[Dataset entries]
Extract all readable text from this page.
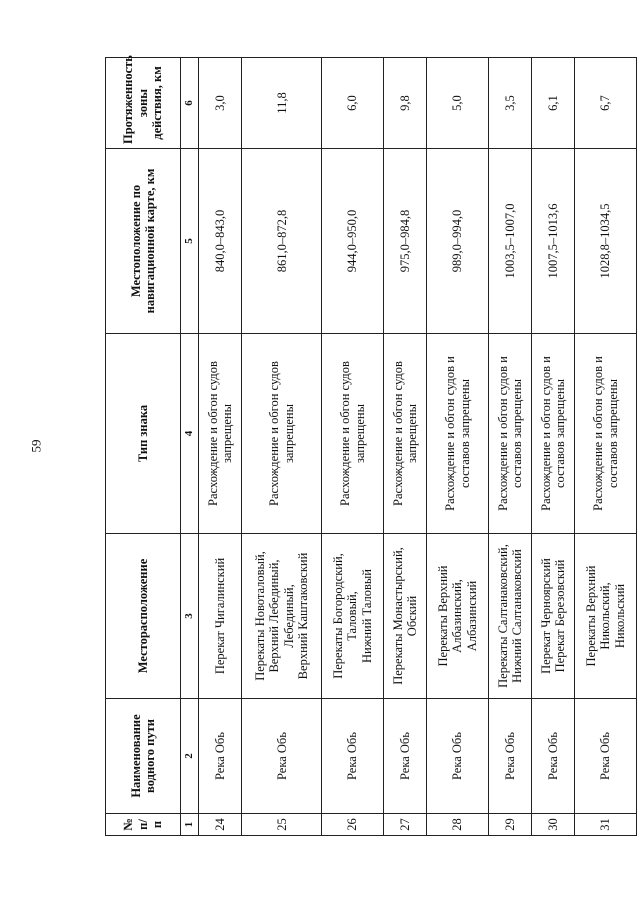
59
№
п/п	Наименование
водного пути	Месторасположение	Тип знака	Местоположение по
навигационной карте, км	Протяженность
зоны
действия, км
1	2	3	4	5	6
24	Река Обь	Перекат Чигалинский	Расхождение и обгон судов
запрещены	840,0–843,0	3,0
25	Река Обь	Перекаты Новоталовый,
Верхний Лебединый,
Лебединый,
Верхний Каштаковский	Расхождение и обгон судов
запрещены	861,0–872,8	11,8
26	Река Обь	Перекаты Богородский,
Таловый,
Нижний Таловый	Расхождение и обгон судов
запрещены	944,0–950,0	6,0
27	Река Обь	Перекаты Монастырский,
Обский	Расхождение и обгон судов
запрещены	975,0–984,8	9,8
28	Река Обь	Перекаты Верхний
Албазинский,
Албазинский	Расхождение и обгон судов и
составов запрещены	989,0–994,0	5,0
29	Река Обь	Перекаты Салтанаковский,
Нижний Салтанаковский	Расхождение и обгон судов и
составов запрещены	1003,5–1007,0	3,5
30	Река Обь	Перекат Черноярский
Перекат Березовский	Расхождение и обгон судов и
составов запрещены	1007,5–1013,6	6,1
31	Река Обь	Перекаты Верхний
Никольский,
Никольский	Расхождение и обгон судов и
составов запрещены	1028,8–1034,5	6,7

**To be done**
From the listing above, print every entry precisely and drop the pictures.

**Reply to the exercise**
Extract all readable text from this page.
59
№
п/п	Наименование
водного пути	Месторасположение	Тип знака	Местоположение по
навигационной карте, км	Протяженность
зоны
действия, км
1	2	3	4	5	6
24	Река Обь	Перекат Чигалинский	Расхождение и обгон судов
запрещены	840,0–843,0	3,0
25	Река Обь	Перекаты Новоталовый,
Верхний Лебединый,
Лебединый,
Верхний Каштаковский	Расхождение и обгон судов
запрещены	861,0–872,8	11,8
26	Река Обь	Перекаты Богородский,
Таловый,
Нижний Таловый	Расхождение и обгон судов
запрещены	944,0–950,0	6,0
27	Река Обь	Перекаты Монастырский,
Обский	Расхождение и обгон судов
запрещены	975,0–984,8	9,8
28	Река Обь	Перекаты Верхний
Албазинский,
Албазинский	Расхождение и обгон судов и
составов запрещены	989,0–994,0	5,0
29	Река Обь	Перекаты Салтанаковский,
Нижний Салтанаковский	Расхождение и обгон судов и
составов запрещены	1003,5–1007,0	3,5
30	Река Обь	Перекат Черноярский
Перекат Березовский	Расхождение и обгон судов и
составов запрещены	1007,5–1013,6	6,1
31	Река Обь	Перекаты Верхний
Никольский,
Никольский	Расхождение и обгон судов и
составов запрещены	1028,8–1034,5	6,7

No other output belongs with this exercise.